Copy down all of the data underneath, exactly as shown.

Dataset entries
::::
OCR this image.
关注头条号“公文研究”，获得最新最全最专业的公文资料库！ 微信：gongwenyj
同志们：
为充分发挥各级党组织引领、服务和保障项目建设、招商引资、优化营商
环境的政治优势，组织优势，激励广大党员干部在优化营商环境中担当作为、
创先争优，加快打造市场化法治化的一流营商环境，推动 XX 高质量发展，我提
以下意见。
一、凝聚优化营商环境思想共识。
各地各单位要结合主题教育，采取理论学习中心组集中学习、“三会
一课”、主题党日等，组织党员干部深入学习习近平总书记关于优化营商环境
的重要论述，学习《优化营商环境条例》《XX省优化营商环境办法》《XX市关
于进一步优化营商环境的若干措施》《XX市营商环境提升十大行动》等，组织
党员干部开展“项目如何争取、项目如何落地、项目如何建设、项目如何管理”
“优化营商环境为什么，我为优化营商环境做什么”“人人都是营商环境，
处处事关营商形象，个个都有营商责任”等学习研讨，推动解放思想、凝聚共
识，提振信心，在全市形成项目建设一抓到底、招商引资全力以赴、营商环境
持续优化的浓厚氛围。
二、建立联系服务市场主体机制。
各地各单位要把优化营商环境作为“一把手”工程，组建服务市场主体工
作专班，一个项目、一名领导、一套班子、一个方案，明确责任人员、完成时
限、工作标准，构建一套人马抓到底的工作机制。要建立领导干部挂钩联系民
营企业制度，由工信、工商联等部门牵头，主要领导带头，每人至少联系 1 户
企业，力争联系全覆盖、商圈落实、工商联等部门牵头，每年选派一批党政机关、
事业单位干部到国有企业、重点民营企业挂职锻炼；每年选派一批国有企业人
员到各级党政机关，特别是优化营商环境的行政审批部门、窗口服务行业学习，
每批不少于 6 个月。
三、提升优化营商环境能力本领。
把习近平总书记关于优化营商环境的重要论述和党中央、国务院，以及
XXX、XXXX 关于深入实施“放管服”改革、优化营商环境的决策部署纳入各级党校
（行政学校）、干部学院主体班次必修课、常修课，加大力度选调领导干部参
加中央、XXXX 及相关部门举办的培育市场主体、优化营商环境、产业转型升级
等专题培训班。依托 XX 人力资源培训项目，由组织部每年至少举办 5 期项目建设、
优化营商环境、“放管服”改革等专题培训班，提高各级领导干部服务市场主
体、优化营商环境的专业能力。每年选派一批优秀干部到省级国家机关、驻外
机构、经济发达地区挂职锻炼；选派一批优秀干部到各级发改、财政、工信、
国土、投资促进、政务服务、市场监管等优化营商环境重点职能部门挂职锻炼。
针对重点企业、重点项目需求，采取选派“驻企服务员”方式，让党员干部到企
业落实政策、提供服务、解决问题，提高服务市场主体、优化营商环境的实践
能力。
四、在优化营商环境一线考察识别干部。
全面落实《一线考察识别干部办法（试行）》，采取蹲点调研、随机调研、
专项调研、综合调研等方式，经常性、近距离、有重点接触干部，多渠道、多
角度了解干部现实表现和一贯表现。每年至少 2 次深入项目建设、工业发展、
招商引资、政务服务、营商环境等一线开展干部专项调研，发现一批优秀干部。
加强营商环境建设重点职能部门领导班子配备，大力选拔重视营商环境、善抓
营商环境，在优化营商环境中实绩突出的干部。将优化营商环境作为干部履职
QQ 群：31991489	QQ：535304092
::::
_TASK RESULT:_
OCR this image.
关注头条号“公文研究”，获得最新最全最专业的公文资料库！ 微信：gongwenyj
同志们：
为充分发挥各级党组织引领、服务和保障项目建设、招商引资、优化营商
环境的政治优势，组织优势，激励广大党员干部在优化营商环境中担当作为、
创先争优，加快打造市场化法治化的一流营商环境，推动 XX 高质量发展，我提
以下意见。
一、凝聚优化营商环境思想共识。
各地各单位要结合主题教育，采取理论学习中心组集中学习、“三会
一课”、主题党日等，组织党员干部深入学习习近平总书记关于优化营商环境
的重要论述，学习《优化营商环境条例》《XX省优化营商环境办法》《XX市关
于进一步优化营商环境的若干措施》《XX市营商环境提升十大行动》等，组织
党员干部开展“项目如何争取、项目如何落地、项目如何建设、项目如何管理”
“优化营商环境为什么，我为优化营商环境做什么”“人人都是营商环境，
处处事关营商形象，个个都有营商责任”等学习研讨，推动解放思想、凝聚共
识，提振信心，在全市形成项目建设一抓到底、招商引资全力以赴、营商环境
持续优化的浓厚氛围。
二、建立联系服务市场主体机制。
各地各单位要把优化营商环境作为“一把手”工程，组建服务市场主体工
作专班，一个项目、一名领导、一套班子、一个方案，明确责任人员、完成时
限、工作标准，构建一套人马抓到底的工作机制。要建立领导干部挂钩联系民
营企业制度，由工信、工商联等部门牵头，主要领导带头，每人至少联系 1 户
企业，力争联系全覆盖、商圈落实、工商联等部门牵头，每年选派一批党政机关、
事业单位干部到国有企业、重点民营企业挂职锻炼；每年选派一批国有企业人
员到各级党政机关，特别是优化营商环境的行政审批部门、窗口服务行业学习，
每批不少于 6 个月。
三、提升优化营商环境能力本领。
把习近平总书记关于优化营商环境的重要论述和党中央、国务院，以及
XXX、XXXX 关于深入实施“放管服”改革、优化营商环境的决策部署纳入各级党校
（行政学校）、干部学院主体班次必修课、常修课，加大力度选调领导干部参
加中央、XXXX 及相关部门举办的培育市场主体、优化营商环境、产业转型升级
等专题培训班。依托 XX 人力资源培训项目，由组织部每年至少举办 5 期项目建设、
优化营商环境、“放管服”改革等专题培训班，提高各级领导干部服务市场主
体、优化营商环境的专业能力。每年选派一批优秀干部到省级国家机关、驻外
机构、经济发达地区挂职锻炼；选派一批优秀干部到各级发改、财政、工信、
国土、投资促进、政务服务、市场监管等优化营商环境重点职能部门挂职锻炼。
针对重点企业、重点项目需求，采取选派“驻企服务员”方式，让党员干部到企
业落实政策、提供服务、解决问题，提高服务市场主体、优化营商环境的实践
能力。
四、在优化营商环境一线考察识别干部。
全面落实《一线考察识别干部办法（试行）》，采取蹲点调研、随机调研、
专项调研、综合调研等方式，经常性、近距离、有重点接触干部，多渠道、多
角度了解干部现实表现和一贯表现。每年至少 2 次深入项目建设、工业发展、
招商引资、政务服务、营商环境等一线开展干部专项调研，发现一批优秀干部。
加强营商环境建设重点职能部门领导班子配备，大力选拔重视营商环境、善抓
营商环境，在优化营商环境中实绩突出的干部。将优化营商环境作为干部履职
QQ 群：31991489	QQ：535304092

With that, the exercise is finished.